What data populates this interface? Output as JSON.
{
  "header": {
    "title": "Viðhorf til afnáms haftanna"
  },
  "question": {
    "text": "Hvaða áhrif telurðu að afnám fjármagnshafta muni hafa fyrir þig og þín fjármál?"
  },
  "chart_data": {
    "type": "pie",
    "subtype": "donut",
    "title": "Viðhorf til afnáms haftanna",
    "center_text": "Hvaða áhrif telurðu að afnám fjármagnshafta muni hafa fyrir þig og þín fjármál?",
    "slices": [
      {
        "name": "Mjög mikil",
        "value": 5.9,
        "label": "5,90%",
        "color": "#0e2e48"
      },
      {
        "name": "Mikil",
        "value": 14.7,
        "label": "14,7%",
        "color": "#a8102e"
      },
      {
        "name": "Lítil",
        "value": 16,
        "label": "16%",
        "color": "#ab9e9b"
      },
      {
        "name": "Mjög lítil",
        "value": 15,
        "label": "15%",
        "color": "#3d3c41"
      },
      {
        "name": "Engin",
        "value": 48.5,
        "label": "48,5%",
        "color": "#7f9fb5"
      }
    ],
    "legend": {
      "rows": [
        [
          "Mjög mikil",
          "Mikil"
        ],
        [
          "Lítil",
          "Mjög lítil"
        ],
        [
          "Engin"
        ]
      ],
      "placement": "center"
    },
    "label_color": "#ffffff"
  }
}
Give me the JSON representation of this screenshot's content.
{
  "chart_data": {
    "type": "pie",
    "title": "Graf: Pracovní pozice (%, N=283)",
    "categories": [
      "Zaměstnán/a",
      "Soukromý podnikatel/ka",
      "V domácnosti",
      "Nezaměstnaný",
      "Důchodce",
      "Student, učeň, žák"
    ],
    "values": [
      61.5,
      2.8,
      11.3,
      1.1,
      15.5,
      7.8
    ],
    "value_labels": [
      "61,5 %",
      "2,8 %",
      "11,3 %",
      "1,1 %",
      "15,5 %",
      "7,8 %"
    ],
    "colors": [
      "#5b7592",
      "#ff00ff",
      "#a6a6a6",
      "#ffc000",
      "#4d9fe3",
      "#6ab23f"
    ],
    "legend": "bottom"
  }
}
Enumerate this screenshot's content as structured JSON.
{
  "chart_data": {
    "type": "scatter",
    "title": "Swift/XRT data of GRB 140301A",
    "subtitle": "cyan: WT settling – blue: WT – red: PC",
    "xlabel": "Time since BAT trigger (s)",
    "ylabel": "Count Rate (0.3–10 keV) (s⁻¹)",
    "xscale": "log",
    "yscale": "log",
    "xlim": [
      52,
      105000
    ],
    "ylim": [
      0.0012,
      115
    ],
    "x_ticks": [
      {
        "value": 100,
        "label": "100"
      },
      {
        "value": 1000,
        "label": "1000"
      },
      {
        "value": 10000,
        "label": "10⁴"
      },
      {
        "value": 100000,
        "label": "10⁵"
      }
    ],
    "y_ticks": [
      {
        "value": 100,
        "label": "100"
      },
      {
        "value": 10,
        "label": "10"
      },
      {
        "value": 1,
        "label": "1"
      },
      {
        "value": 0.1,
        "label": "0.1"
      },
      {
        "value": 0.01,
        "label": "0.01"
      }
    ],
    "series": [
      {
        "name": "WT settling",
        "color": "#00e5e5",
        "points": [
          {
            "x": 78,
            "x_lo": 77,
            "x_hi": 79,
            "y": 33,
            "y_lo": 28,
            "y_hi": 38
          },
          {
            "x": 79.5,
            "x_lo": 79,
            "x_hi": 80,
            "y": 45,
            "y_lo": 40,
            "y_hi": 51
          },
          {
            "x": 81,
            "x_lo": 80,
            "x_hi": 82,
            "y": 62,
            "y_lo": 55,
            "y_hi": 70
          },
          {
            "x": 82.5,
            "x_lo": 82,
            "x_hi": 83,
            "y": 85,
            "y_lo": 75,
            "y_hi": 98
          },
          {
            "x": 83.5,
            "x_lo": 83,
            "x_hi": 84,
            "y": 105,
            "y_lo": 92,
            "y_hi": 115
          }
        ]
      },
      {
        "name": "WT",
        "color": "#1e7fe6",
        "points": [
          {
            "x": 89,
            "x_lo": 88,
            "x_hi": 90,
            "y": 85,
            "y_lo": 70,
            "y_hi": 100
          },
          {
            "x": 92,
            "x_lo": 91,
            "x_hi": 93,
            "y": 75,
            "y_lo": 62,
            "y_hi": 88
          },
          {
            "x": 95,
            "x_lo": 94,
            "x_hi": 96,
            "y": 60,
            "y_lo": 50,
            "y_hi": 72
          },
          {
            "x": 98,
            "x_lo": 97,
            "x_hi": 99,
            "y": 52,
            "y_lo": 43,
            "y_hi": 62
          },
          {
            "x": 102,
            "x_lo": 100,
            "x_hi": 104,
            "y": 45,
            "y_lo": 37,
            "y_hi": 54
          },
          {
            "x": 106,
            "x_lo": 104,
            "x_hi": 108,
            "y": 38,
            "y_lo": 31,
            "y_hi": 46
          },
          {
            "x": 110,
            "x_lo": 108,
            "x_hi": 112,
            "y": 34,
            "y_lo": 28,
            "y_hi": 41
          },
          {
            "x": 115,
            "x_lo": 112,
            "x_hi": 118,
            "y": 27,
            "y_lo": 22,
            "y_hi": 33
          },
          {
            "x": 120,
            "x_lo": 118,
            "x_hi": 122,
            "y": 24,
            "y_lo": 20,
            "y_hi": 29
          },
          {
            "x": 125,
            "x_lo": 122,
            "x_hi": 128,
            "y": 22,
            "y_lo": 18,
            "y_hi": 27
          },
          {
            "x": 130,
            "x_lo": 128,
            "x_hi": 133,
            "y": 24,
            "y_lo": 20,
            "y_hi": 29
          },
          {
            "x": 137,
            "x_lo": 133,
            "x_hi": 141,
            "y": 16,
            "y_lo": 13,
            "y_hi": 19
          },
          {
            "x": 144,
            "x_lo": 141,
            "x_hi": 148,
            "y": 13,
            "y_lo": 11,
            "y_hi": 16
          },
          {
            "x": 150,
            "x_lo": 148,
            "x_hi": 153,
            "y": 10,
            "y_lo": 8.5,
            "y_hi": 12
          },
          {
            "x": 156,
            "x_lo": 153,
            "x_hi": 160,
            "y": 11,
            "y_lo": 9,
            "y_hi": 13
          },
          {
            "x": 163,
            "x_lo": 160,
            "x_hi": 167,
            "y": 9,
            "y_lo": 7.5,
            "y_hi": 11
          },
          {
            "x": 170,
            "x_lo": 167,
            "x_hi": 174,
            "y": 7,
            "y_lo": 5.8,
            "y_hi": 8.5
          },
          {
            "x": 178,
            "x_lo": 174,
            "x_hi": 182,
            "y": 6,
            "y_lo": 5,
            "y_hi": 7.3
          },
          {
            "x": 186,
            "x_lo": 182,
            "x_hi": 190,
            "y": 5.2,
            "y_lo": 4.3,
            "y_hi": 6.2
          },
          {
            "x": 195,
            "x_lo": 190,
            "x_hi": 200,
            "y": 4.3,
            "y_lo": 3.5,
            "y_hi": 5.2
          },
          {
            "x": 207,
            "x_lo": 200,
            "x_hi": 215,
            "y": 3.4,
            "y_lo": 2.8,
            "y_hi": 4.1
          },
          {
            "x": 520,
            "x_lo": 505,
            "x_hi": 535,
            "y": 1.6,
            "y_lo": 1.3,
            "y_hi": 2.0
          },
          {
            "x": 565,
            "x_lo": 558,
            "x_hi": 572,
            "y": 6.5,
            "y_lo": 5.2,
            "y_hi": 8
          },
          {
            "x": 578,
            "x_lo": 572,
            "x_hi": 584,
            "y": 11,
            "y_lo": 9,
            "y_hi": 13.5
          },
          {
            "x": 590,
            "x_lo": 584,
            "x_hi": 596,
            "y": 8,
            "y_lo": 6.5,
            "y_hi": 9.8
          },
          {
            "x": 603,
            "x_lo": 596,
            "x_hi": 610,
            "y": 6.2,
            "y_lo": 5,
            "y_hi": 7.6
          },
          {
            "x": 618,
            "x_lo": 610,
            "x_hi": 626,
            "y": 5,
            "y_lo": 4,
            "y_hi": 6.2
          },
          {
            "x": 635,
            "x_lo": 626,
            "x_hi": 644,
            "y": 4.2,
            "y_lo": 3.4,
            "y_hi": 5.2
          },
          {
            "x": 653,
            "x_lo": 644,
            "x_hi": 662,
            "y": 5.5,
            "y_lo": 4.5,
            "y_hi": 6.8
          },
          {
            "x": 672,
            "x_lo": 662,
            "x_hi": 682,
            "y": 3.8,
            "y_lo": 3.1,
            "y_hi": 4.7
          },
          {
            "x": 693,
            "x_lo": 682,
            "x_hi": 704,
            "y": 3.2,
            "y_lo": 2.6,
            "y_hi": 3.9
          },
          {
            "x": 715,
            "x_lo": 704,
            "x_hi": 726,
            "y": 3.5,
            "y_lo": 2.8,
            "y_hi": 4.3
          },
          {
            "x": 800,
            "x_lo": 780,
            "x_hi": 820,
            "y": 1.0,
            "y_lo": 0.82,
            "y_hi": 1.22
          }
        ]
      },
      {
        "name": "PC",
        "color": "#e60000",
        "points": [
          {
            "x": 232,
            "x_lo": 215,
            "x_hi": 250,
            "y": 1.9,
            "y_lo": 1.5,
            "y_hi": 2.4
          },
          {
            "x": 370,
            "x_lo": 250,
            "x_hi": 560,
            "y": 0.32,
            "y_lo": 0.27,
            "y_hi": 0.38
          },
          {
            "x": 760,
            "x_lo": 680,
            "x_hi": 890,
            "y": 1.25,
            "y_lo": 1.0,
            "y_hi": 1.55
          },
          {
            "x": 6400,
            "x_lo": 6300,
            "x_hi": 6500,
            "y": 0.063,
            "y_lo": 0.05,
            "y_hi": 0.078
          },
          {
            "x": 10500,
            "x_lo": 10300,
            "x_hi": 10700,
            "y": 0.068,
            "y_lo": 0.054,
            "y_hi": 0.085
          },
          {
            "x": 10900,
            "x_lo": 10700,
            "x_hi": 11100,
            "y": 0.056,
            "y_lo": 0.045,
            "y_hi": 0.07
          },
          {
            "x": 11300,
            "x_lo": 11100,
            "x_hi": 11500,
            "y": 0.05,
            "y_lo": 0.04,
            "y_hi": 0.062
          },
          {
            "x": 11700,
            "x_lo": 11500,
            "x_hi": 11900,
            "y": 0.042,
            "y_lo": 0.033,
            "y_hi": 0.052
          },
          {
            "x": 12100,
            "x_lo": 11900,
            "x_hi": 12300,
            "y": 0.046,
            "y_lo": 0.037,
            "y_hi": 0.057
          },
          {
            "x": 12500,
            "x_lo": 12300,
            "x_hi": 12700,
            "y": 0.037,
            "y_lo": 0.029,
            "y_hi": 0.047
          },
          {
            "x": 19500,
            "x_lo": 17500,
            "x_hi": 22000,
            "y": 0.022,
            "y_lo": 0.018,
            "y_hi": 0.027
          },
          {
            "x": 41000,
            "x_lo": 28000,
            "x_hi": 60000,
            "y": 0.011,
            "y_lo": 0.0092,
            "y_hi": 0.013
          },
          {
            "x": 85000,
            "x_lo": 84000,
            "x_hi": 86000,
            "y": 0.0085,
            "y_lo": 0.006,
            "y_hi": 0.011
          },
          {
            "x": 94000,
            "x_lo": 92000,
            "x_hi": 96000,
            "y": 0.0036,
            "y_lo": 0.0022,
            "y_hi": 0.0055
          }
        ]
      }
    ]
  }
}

────────────────────────────────────────

:: Stated task ::
Check each line of the entries above for the word "this". List the ones that have it.

:: Exercise solution ::
What data populates this interface? Output as JSON.
Give me the JSON representation of this screenshot's content.
Enumerate this screenshot's content as structured JSON.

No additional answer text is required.